§ **Task inputs**
↓
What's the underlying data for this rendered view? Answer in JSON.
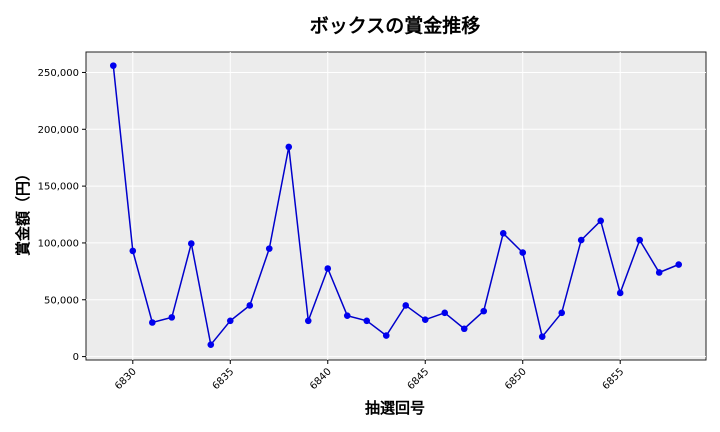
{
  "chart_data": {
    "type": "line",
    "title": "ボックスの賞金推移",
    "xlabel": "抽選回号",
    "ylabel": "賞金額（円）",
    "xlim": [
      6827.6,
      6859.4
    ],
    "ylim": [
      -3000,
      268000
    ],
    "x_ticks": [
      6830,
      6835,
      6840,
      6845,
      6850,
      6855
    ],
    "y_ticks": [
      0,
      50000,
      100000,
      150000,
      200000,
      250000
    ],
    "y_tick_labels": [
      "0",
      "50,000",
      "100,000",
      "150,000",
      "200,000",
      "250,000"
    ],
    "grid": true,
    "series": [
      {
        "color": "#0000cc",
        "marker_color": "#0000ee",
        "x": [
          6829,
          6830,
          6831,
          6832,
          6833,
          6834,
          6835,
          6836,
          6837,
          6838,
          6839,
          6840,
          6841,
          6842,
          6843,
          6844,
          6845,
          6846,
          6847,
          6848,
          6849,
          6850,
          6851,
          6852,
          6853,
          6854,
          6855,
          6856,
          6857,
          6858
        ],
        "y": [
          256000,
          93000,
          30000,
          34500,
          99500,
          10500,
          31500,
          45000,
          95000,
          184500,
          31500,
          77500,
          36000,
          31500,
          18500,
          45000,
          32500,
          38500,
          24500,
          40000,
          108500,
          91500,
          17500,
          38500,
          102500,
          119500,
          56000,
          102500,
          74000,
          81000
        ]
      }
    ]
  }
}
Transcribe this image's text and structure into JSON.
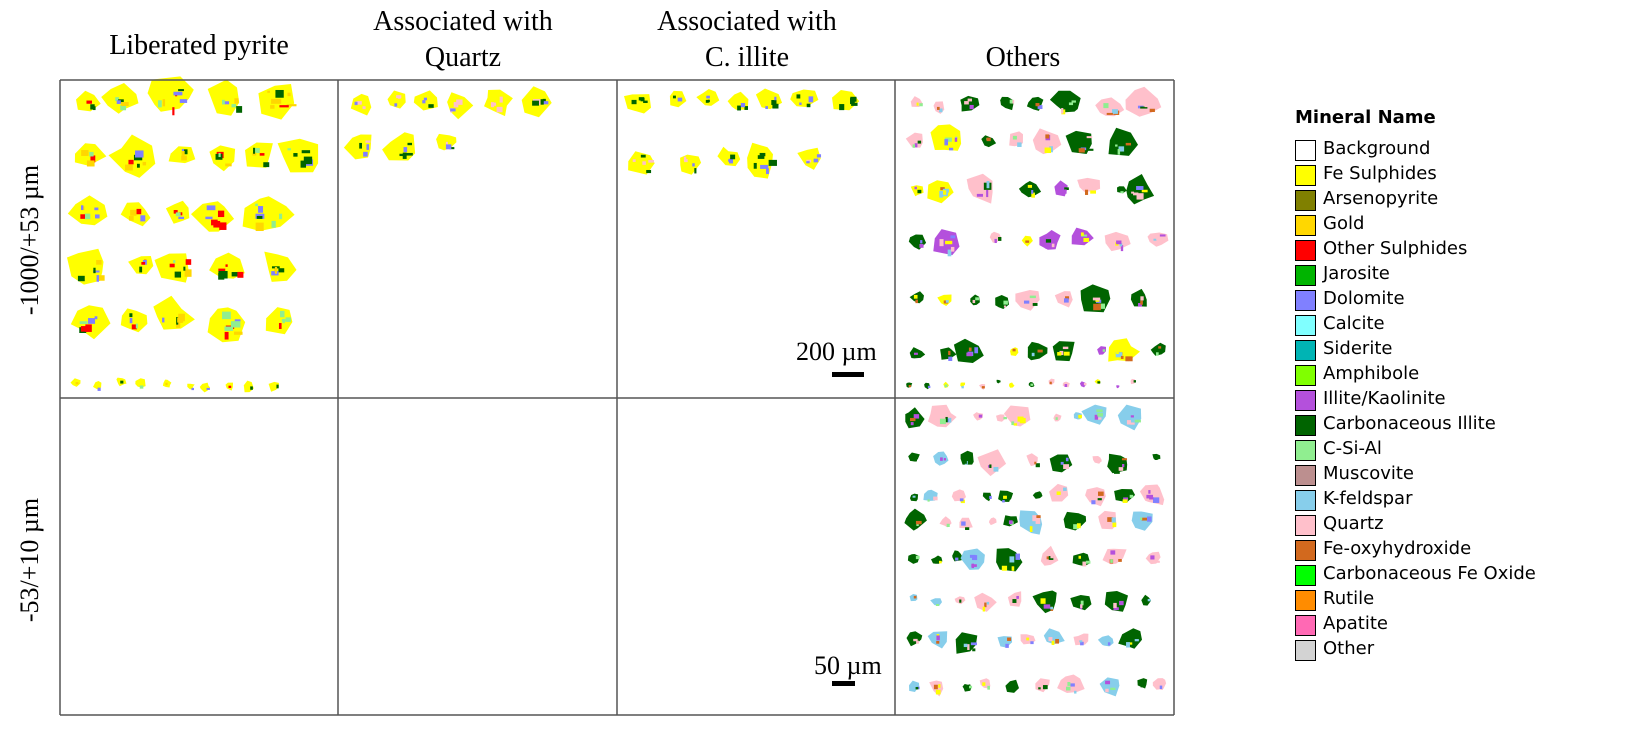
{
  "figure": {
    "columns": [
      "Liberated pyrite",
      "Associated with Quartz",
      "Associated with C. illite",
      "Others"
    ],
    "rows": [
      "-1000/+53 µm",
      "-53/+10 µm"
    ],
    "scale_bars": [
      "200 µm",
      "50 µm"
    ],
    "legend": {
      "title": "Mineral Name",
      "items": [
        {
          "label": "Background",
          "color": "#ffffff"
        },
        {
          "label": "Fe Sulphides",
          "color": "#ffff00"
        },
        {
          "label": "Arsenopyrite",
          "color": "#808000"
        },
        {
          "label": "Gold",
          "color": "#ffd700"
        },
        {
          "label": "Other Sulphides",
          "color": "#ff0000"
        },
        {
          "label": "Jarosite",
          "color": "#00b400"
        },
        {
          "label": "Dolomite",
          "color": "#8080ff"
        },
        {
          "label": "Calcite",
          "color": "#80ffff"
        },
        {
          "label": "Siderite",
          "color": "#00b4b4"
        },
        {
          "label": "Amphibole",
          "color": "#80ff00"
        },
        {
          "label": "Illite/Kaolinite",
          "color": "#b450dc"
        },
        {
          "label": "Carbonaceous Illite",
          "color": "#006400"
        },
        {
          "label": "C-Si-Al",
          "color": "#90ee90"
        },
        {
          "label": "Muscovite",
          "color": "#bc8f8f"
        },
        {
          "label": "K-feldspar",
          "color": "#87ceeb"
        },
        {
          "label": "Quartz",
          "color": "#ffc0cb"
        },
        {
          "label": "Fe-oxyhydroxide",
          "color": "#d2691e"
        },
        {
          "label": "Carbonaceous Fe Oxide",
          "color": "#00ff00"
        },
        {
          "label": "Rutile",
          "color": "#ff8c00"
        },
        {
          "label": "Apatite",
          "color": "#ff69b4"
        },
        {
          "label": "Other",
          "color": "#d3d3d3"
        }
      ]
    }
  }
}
↑
§ **Exercise goal**
The records above are to be restated exactly, without their pictures.

§ **Answer below**
What's the underlying data for this rendered view? Answer in JSON.
{
  "chart_data": {
    "type": "line",
    "title": "ボックスの賞金推移",
    "xlabel": "抽選回号",
    "ylabel": "賞金額（円）",
    "xlim": [
      6827.6,
      6859.4
    ],
    "ylim": [
      -3000,
      268000
    ],
    "x_ticks": [
      6830,
      6835,
      6840,
      6845,
      6850,
      6855
    ],
    "y_ticks": [
      0,
      50000,
      100000,
      150000,
      200000,
      250000
    ],
    "y_tick_labels": [
      "0",
      "50,000",
      "100,000",
      "150,000",
      "200,000",
      "250,000"
    ],
    "grid": true,
    "series": [
      {
        "color": "#0000cc",
        "marker_color": "#0000ee",
        "x": [
          6829,
          6830,
          6831,
          6832,
          6833,
          6834,
          6835,
          6836,
          6837,
          6838,
          6839,
          6840,
          6841,
          6842,
          6843,
          6844,
          6845,
          6846,
          6847,
          6848,
          6849,
          6850,
          6851,
          6852,
          6853,
          6854,
          6855,
          6856,
          6857,
          6858
        ],
        "y": [
          256000,
          93000,
          30000,
          34500,
          99500,
          10500,
          31500,
          45000,
          95000,
          184500,
          31500,
          77500,
          36000,
          31500,
          18500,
          45000,
          32500,
          38500,
          24500,
          40000,
          108500,
          91500,
          17500,
          38500,
          102500,
          119500,
          56000,
          102500,
          74000,
          81000
        ]
      }
    ]
  }
}
Transcribe this image's text and structure into JSON.
{
  "figure": {
    "columns": [
      "Liberated pyrite",
      "Associated with Quartz",
      "Associated with C. illite",
      "Others"
    ],
    "rows": [
      "-1000/+53 µm",
      "-53/+10 µm"
    ],
    "scale_bars": [
      "200 µm",
      "50 µm"
    ],
    "legend": {
      "title": "Mineral Name",
      "items": [
        {
          "label": "Background",
          "color": "#ffffff"
        },
        {
          "label": "Fe Sulphides",
          "color": "#ffff00"
        },
        {
          "label": "Arsenopyrite",
          "color": "#808000"
        },
        {
          "label": "Gold",
          "color": "#ffd700"
        },
        {
          "label": "Other Sulphides",
          "color": "#ff0000"
        },
        {
          "label": "Jarosite",
          "color": "#00b400"
        },
        {
          "label": "Dolomite",
          "color": "#8080ff"
        },
        {
          "label": "Calcite",
          "color": "#80ffff"
        },
        {
          "label": "Siderite",
          "color": "#00b4b4"
        },
        {
          "label": "Amphibole",
          "color": "#80ff00"
        },
        {
          "label": "Illite/Kaolinite",
          "color": "#b450dc"
        },
        {
          "label": "Carbonaceous Illite",
          "color": "#006400"
        },
        {
          "label": "C-Si-Al",
          "color": "#90ee90"
        },
        {
          "label": "Muscovite",
          "color": "#bc8f8f"
        },
        {
          "label": "K-feldspar",
          "color": "#87ceeb"
        },
        {
          "label": "Quartz",
          "color": "#ffc0cb"
        },
        {
          "label": "Fe-oxyhydroxide",
          "color": "#d2691e"
        },
        {
          "label": "Carbonaceous Fe Oxide",
          "color": "#00ff00"
        },
        {
          "label": "Rutile",
          "color": "#ff8c00"
        },
        {
          "label": "Apatite",
          "color": "#ff69b4"
        },
        {
          "label": "Other",
          "color": "#d3d3d3"
        }
      ]
    }
  }
}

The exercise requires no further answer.